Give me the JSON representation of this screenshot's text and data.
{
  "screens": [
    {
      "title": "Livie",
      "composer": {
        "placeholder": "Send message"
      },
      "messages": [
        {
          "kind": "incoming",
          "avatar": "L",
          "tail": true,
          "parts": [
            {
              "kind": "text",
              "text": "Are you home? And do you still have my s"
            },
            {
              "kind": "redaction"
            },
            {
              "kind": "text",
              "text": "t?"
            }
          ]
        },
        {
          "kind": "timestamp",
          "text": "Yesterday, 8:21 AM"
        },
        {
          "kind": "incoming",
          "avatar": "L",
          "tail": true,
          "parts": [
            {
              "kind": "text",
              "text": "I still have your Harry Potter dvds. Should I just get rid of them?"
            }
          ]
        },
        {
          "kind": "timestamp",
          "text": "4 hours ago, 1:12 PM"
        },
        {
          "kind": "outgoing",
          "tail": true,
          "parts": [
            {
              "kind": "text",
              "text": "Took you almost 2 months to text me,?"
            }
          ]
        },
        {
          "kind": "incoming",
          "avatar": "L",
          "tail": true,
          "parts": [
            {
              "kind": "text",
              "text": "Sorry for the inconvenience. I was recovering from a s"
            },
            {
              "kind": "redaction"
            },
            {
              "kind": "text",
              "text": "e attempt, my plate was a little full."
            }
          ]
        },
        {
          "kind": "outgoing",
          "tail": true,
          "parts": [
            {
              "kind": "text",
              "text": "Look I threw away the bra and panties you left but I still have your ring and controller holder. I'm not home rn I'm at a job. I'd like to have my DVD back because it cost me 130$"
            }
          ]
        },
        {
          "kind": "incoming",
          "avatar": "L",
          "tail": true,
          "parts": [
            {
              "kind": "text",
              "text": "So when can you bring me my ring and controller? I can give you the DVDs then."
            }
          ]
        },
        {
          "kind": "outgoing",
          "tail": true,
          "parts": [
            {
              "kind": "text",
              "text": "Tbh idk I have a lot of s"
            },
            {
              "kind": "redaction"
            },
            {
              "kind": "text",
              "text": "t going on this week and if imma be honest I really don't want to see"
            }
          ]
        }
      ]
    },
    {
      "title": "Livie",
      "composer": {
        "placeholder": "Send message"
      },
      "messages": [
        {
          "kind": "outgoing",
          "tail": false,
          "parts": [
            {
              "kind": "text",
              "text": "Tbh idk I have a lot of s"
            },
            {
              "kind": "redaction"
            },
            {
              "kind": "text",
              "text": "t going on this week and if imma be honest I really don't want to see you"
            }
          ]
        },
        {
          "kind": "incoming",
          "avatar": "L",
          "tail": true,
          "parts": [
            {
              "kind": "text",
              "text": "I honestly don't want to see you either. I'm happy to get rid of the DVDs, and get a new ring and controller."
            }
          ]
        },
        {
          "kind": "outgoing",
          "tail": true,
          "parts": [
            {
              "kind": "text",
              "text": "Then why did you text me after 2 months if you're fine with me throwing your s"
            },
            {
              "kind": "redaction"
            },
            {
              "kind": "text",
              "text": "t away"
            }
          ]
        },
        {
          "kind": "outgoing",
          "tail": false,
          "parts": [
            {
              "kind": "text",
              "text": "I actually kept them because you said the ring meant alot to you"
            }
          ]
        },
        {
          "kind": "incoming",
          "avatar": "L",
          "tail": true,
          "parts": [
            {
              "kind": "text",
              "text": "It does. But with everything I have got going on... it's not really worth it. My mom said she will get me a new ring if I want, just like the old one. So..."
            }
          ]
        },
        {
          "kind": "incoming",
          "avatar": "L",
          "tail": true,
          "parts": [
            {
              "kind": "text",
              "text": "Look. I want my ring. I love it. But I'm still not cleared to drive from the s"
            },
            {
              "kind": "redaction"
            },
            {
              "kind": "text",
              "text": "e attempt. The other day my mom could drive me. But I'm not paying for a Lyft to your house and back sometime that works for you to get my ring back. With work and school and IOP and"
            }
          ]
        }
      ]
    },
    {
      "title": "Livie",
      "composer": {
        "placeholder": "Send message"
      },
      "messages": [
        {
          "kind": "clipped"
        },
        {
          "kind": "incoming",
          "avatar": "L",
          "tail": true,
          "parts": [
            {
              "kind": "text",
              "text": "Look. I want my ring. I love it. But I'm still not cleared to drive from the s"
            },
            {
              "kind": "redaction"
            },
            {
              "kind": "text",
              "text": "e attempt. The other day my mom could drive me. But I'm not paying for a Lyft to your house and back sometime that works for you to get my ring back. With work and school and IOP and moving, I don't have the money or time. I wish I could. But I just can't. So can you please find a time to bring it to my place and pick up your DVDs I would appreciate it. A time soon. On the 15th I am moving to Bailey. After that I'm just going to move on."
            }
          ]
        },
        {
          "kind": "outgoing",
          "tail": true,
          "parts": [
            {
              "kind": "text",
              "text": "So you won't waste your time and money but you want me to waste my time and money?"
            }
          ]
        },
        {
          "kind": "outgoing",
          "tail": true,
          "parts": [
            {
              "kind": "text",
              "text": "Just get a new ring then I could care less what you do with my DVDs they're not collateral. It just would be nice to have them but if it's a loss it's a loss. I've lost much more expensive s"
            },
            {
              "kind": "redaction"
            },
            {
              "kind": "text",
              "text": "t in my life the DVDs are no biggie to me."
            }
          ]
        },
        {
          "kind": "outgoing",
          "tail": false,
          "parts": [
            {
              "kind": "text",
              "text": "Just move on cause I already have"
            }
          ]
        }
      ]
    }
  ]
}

● **Aim of the task**:
What is the number of lines in the records above that include the word "because"? Reply with that number and nothing more.

● **Output**:
2